■ Problem to solve ■
Render the listing below as a numbered list with blank lines omitted, starting at its first line and ending after the line that contains "The heat sink 20 is at (858, 258).".

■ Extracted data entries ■
▶
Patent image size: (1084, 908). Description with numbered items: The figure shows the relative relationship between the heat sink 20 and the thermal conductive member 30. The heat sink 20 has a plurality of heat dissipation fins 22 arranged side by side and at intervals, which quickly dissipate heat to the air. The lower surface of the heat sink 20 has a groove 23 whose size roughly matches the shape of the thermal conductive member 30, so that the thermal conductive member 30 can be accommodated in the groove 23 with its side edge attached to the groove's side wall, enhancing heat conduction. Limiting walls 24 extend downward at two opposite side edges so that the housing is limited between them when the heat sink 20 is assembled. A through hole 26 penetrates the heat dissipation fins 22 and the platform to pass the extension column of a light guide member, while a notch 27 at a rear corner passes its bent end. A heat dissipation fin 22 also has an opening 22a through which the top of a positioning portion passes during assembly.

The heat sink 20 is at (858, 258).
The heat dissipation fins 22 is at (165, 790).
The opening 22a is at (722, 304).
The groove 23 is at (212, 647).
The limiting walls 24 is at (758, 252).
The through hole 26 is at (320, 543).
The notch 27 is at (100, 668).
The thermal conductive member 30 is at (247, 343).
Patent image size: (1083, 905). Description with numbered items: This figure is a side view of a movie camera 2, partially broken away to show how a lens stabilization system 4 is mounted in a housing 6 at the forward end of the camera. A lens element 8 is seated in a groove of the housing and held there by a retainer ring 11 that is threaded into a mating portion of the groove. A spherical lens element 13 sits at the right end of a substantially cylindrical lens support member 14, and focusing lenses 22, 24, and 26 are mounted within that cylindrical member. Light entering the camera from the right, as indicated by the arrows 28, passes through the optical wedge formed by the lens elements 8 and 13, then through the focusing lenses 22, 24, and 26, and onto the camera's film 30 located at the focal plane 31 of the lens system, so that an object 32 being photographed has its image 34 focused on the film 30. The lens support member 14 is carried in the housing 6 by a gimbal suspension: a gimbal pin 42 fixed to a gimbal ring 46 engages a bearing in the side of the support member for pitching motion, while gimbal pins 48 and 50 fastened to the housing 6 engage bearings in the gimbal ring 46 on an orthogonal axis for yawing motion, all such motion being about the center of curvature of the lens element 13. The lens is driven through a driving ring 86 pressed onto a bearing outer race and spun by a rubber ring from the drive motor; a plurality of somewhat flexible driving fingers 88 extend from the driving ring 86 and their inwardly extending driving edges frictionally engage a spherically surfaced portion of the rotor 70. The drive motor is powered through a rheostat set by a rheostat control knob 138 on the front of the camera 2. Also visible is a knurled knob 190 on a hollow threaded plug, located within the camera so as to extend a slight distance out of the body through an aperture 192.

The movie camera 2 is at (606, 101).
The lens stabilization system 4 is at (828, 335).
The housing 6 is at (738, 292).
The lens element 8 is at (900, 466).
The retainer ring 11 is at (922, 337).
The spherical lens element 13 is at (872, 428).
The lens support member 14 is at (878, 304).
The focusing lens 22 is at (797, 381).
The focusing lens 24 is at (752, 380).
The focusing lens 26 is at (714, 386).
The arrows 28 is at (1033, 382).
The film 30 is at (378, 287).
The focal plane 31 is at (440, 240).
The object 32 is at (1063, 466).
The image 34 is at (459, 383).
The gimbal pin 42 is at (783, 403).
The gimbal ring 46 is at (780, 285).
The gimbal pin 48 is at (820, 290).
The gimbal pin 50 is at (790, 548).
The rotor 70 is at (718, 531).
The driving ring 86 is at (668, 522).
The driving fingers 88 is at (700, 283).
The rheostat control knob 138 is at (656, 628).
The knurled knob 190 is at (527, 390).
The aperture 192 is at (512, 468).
◀
■ Output below ■
1. Patent image size: (1084, 908). Description with numbered items: The figure shows the relative relationship between the heat sink 20 and the thermal conductive member 30. The heat sink 20 has a plurality of heat dissipation fins 22 arranged side by side and at intervals, which quickly dissipate heat to the air. The lower surface of the heat sink 20 has a groove 23 whose size roughly matches the shape of the thermal conductive member 30, so that the thermal conductive member 30 can be accommodated in the groove 23 with its side edge attached to the groove's side wall, enhancing heat conduction. Limiting walls 24 extend downward at two opposite side edges so that the housing is limited between them when the heat sink 20 is assembled. A through hole 26 penetrates the heat dissipation fins 22 and the platform to pass the extension column of a light guide member, while a notch 27 at a rear corner passes its bent end. A heat dissipation fin 22 also has an opening 22a through which the top of a positioning portion passes during assembly.
2. The heat sink 20 is at (858, 258).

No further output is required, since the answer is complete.